▶ _Task_:
Extract every line that contains the string "English".

▶ _Records provided_:
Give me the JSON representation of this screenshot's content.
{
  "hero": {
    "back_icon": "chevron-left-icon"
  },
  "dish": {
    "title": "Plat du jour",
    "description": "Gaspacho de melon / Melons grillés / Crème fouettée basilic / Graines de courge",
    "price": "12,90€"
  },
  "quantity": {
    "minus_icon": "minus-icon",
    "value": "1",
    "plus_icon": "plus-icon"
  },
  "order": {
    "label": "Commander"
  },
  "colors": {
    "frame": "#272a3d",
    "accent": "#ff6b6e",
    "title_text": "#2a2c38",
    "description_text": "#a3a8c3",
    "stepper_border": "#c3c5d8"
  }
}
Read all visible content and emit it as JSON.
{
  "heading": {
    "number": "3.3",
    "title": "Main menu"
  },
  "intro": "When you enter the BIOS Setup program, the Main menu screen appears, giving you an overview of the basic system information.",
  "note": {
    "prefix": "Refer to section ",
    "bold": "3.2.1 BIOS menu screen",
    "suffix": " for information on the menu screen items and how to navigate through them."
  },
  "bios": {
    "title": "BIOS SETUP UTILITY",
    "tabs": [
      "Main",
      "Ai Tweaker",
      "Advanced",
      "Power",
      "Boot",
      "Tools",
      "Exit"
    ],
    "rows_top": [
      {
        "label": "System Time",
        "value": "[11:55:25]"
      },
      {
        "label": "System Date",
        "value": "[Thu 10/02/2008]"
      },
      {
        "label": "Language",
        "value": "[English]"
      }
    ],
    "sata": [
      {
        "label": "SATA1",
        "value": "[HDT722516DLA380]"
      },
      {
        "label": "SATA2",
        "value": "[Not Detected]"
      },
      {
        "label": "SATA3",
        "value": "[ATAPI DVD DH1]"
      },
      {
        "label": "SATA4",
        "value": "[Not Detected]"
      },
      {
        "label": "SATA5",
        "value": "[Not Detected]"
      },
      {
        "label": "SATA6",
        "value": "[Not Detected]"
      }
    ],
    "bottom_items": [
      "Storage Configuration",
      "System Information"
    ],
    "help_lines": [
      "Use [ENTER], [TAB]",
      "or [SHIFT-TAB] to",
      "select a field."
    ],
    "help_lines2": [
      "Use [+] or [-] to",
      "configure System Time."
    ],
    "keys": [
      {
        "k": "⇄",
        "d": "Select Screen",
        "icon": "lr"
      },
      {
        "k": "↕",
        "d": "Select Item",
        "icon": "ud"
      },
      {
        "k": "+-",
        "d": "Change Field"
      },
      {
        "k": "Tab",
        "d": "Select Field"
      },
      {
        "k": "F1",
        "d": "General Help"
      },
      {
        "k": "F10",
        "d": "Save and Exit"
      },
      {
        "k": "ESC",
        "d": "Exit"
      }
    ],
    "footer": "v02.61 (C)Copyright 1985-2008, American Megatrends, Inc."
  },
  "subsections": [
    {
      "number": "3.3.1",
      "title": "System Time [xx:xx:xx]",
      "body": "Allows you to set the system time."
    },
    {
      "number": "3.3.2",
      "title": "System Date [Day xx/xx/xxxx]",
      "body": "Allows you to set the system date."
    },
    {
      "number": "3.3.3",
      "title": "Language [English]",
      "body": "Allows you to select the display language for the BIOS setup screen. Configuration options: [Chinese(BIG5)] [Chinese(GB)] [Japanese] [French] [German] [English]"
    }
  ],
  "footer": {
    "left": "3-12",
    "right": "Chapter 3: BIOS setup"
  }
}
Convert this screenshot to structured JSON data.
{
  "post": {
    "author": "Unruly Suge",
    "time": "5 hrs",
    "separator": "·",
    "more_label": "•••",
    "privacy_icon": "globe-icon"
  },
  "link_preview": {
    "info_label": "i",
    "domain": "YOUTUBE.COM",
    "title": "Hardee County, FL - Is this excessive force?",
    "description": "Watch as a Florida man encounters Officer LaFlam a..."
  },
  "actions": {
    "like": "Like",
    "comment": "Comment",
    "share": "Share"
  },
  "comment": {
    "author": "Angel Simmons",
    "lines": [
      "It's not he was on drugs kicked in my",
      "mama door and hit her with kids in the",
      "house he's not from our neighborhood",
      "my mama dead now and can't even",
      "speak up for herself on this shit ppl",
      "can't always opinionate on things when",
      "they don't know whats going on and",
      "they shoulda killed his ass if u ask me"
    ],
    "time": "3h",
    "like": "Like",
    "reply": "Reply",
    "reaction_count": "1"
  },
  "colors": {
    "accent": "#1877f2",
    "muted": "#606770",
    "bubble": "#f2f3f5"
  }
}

▶ _Solution below_:
        "value": "[English]"
      "title": "Language [English]",
      "body": "Allows you to select the display language for the BIOS setup screen. Configuration options: [Chinese(BIG5)] [Chinese(GB)] [Japanese] [French] [German] [English]"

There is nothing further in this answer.